--- Begin SUPPLIED MATERIAL ---
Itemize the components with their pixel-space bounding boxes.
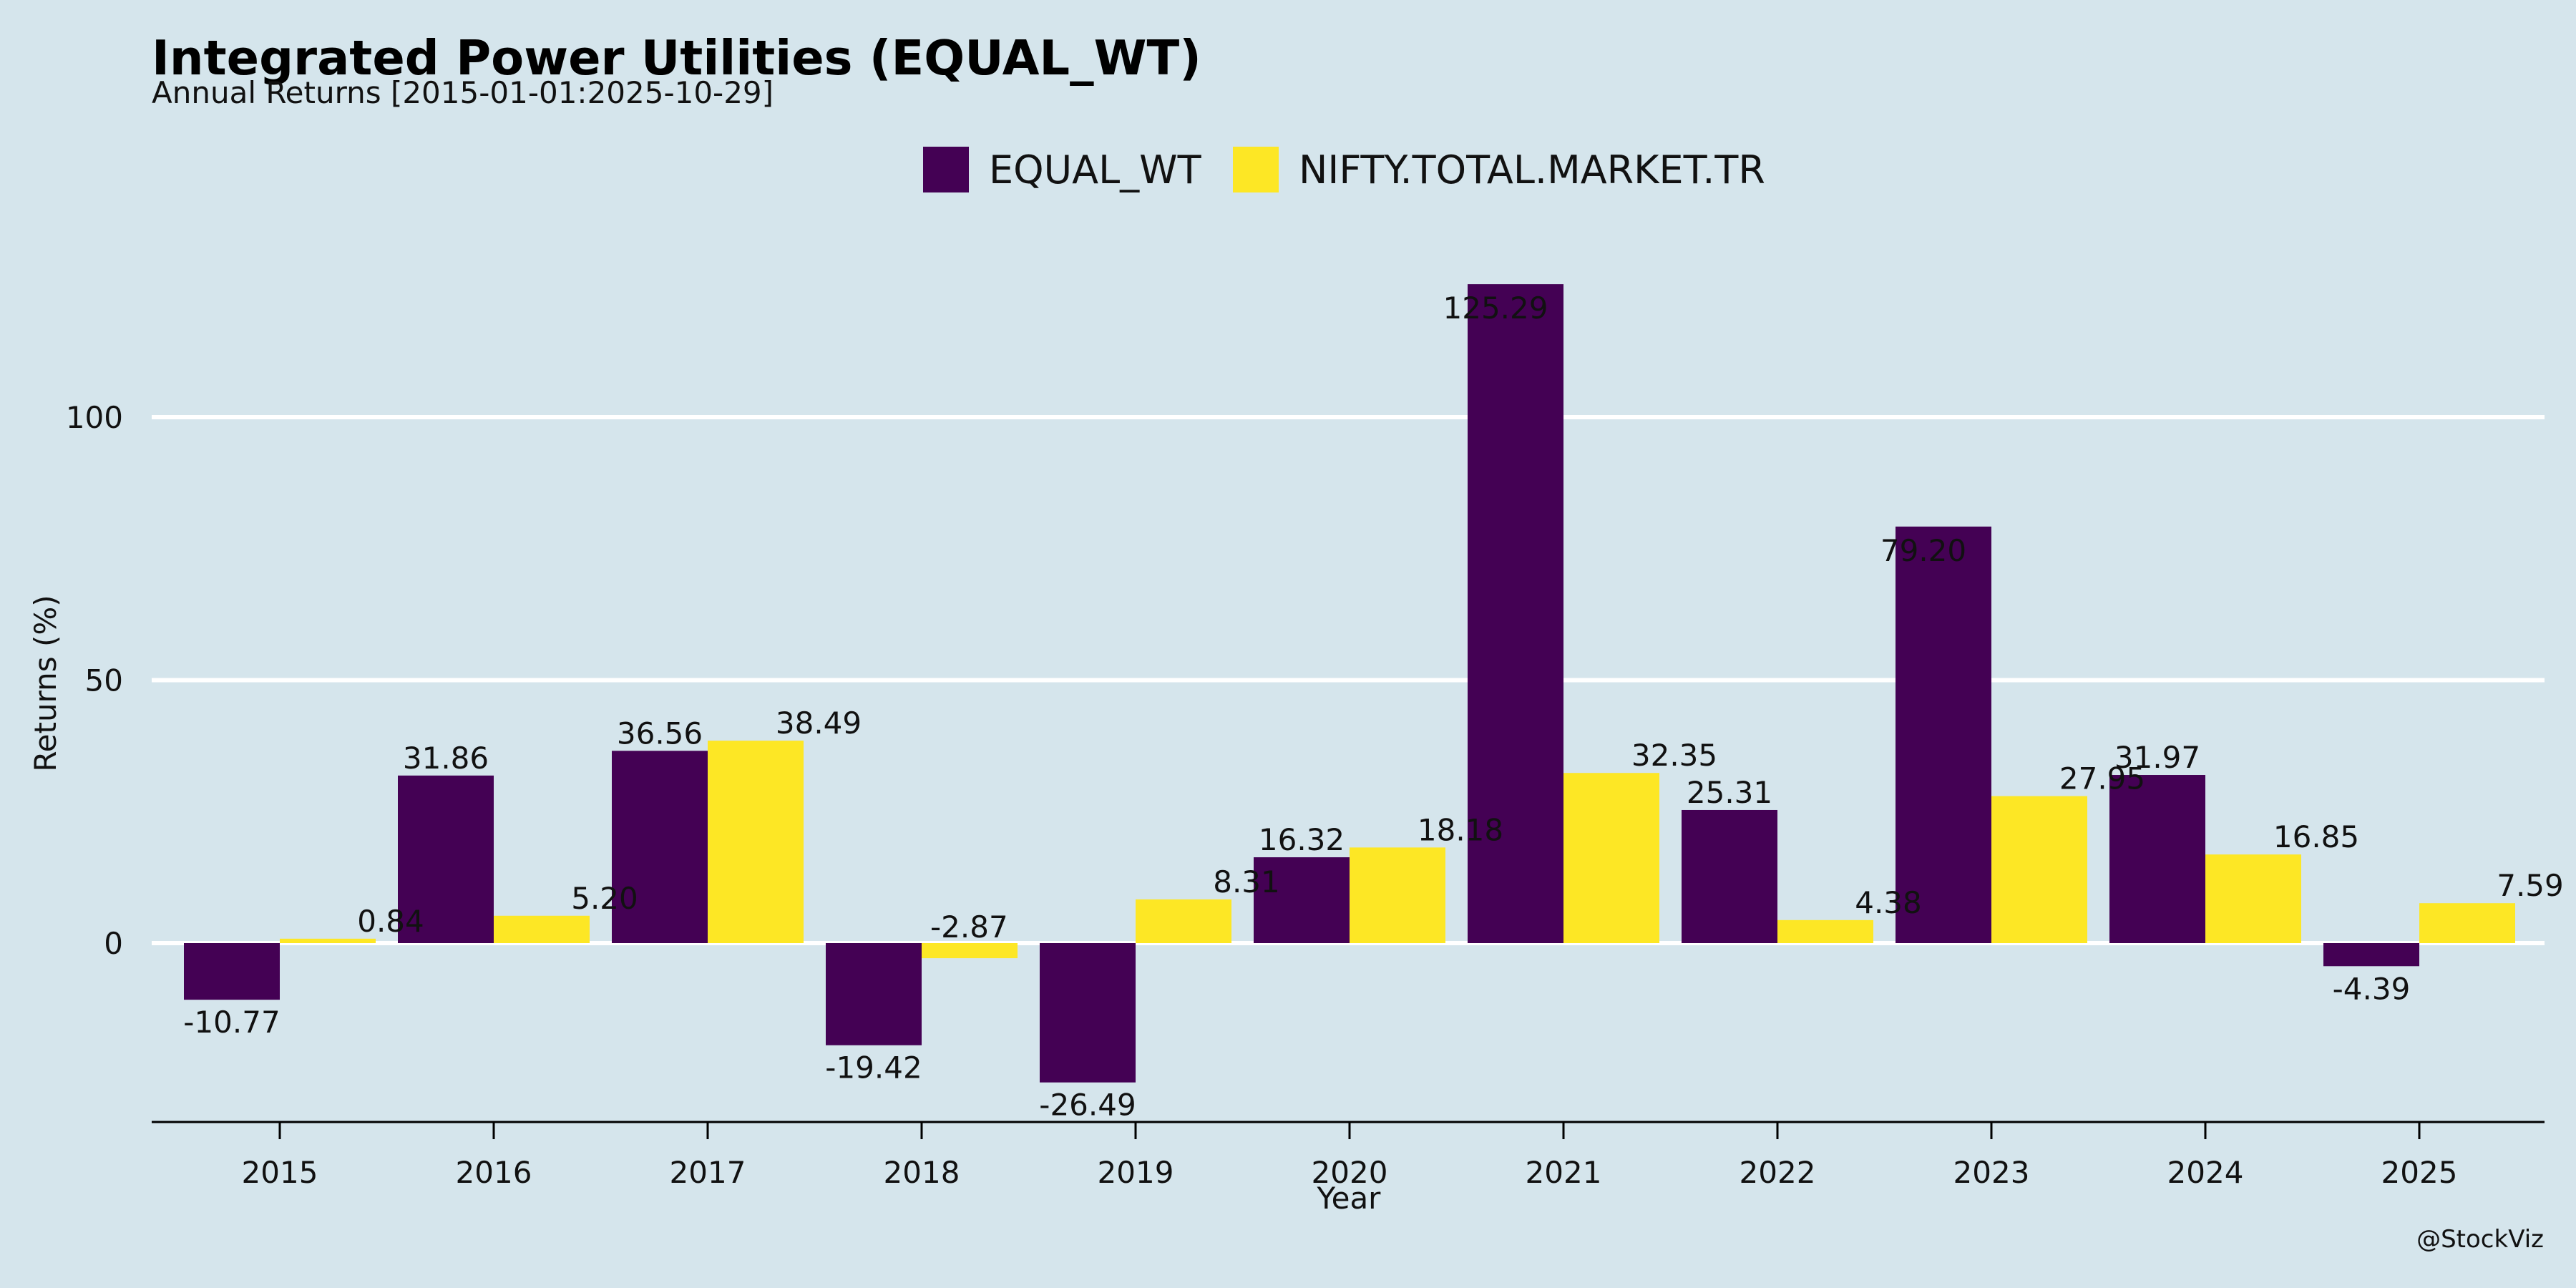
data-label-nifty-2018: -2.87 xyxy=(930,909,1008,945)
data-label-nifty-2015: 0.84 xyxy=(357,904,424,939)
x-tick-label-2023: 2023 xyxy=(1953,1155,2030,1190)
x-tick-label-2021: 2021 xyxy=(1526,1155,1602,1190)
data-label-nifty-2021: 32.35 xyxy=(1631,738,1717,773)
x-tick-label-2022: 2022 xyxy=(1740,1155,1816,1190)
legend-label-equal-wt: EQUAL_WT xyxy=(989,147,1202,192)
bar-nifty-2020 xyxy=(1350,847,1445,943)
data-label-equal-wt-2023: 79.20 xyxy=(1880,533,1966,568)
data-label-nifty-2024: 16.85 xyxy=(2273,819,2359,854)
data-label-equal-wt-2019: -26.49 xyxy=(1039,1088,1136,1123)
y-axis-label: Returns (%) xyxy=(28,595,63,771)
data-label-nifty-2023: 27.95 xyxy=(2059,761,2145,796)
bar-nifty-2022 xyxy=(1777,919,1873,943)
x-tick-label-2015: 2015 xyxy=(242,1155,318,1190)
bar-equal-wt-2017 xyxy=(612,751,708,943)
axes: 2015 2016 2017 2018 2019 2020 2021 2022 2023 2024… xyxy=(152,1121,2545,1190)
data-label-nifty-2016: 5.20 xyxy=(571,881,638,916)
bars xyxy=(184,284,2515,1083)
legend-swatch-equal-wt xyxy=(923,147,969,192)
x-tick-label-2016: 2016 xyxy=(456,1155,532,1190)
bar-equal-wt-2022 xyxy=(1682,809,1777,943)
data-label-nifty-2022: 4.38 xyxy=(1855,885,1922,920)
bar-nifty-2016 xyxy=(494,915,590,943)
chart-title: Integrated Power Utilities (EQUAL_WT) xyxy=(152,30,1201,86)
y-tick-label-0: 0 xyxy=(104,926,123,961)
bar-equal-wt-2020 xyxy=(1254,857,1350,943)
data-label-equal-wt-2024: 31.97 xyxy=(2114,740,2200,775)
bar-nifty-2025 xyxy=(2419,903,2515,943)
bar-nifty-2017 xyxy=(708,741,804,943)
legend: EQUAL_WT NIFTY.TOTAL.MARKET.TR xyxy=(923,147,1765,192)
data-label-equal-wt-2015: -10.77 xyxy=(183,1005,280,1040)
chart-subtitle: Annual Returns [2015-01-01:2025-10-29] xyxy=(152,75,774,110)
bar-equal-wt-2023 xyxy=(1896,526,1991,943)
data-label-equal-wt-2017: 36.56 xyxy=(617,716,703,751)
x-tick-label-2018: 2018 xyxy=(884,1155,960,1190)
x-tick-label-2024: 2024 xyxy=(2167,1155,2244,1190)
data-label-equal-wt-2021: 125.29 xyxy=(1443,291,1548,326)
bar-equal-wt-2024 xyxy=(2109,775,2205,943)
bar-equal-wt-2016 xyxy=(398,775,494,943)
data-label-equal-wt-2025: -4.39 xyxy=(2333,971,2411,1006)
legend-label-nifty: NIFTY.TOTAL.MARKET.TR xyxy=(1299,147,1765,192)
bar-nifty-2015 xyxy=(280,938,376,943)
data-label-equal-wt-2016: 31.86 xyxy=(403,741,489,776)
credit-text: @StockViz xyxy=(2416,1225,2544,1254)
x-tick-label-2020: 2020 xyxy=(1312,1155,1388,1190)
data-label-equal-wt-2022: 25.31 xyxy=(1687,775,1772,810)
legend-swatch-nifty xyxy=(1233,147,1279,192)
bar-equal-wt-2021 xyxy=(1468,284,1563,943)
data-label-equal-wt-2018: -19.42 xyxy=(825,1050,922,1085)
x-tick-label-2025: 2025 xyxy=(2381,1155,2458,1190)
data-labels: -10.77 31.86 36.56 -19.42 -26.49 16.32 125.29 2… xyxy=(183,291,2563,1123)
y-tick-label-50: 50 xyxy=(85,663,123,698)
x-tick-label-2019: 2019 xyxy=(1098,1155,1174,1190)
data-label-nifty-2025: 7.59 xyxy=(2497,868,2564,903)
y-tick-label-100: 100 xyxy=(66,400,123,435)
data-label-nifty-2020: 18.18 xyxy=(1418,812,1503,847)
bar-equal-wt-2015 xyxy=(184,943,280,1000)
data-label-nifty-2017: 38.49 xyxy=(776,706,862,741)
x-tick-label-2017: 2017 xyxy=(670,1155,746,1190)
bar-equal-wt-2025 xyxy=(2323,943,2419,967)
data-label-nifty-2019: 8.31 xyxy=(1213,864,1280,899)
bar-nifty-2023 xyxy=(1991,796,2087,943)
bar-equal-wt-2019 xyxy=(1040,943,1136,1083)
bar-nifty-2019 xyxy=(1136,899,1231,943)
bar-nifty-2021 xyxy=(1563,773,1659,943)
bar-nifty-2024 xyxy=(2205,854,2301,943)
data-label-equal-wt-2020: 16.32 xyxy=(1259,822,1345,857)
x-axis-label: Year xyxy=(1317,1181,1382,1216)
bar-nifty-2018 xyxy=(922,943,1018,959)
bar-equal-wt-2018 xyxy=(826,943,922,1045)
--- End SUPPLIED MATERIAL ---
» AIM
Please write out, unchanged, the lines of the data above from the line with "data-label-nifty-2018: -2.87 xyxy=(930,909,1008,945)" to the line with "data-label-nifty-2021: 32.35 xyxy=(1631,738,1717,773)", including both of those lines.

» PROBLEM SOLUTION
data-label-nifty-2018: -2.87 xyxy=(930,909,1008,945)
data-label-nifty-2015: 0.84 xyxy=(357,904,424,939)
x-tick-label-2023: 2023 xyxy=(1953,1155,2030,1190)
x-tick-label-2021: 2021 xyxy=(1526,1155,1602,1190)
data-label-nifty-2021: 32.35 xyxy=(1631,738,1717,773)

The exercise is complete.